#### Request
Rewrite the data from its first line up to and including the line with "copepod-icon bbox=[441, 297, 541, 397]", changing "x-tick-label" to "horizontal-tick-label" everywhere it occurs and keeping everything else the same.

#### Listing
---

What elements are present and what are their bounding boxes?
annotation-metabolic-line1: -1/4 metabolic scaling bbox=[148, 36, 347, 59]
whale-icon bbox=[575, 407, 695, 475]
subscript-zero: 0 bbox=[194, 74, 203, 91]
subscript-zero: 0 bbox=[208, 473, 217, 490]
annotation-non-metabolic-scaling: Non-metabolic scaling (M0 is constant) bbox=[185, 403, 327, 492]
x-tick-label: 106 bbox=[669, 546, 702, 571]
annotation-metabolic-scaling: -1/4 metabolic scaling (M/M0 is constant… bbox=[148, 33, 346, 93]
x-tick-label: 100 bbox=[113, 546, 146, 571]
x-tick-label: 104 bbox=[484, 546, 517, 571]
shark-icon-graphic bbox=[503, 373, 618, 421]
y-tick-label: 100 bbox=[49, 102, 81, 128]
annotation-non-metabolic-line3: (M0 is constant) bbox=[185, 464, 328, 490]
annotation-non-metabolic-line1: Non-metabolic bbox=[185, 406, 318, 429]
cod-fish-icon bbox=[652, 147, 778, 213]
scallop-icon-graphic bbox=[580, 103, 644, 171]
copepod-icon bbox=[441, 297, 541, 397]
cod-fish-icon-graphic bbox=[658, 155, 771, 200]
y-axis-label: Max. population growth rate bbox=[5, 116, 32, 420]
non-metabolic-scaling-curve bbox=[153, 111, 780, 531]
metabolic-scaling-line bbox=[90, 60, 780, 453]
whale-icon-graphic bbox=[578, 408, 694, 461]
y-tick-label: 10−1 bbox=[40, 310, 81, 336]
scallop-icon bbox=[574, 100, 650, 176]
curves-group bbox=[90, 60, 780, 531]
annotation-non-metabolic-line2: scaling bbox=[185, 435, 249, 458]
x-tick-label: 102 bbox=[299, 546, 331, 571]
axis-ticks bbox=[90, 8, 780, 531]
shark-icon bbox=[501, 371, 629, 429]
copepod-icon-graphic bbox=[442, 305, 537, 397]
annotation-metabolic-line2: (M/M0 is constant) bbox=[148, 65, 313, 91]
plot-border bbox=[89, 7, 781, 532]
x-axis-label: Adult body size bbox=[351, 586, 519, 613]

---

#### Correct result
What elements are present and what are their bounding boxes?
annotation-metabolic-line1: -1/4 metabolic scaling bbox=[148, 36, 347, 59]
whale-icon bbox=[575, 407, 695, 475]
subscript-zero: 0 bbox=[194, 74, 203, 91]
subscript-zero: 0 bbox=[208, 473, 217, 490]
annotation-non-metabolic-scaling: Non-metabolic scaling (M0 is constant) bbox=[185, 403, 327, 492]
horizontal-tick-label: 106 bbox=[669, 546, 702, 571]
annotation-metabolic-scaling: -1/4 metabolic scaling (M/M0 is constant… bbox=[148, 33, 346, 93]
horizontal-tick-label: 100 bbox=[113, 546, 146, 571]
horizontal-tick-label: 104 bbox=[484, 546, 517, 571]
shark-icon-graphic bbox=[503, 373, 618, 421]
y-tick-label: 100 bbox=[49, 102, 81, 128]
annotation-non-metabolic-line3: (M0 is constant) bbox=[185, 464, 328, 490]
annotation-non-metabolic-line1: Non-metabolic bbox=[185, 406, 318, 429]
cod-fish-icon bbox=[652, 147, 778, 213]
scallop-icon-graphic bbox=[580, 103, 644, 171]
copepod-icon bbox=[441, 297, 541, 397]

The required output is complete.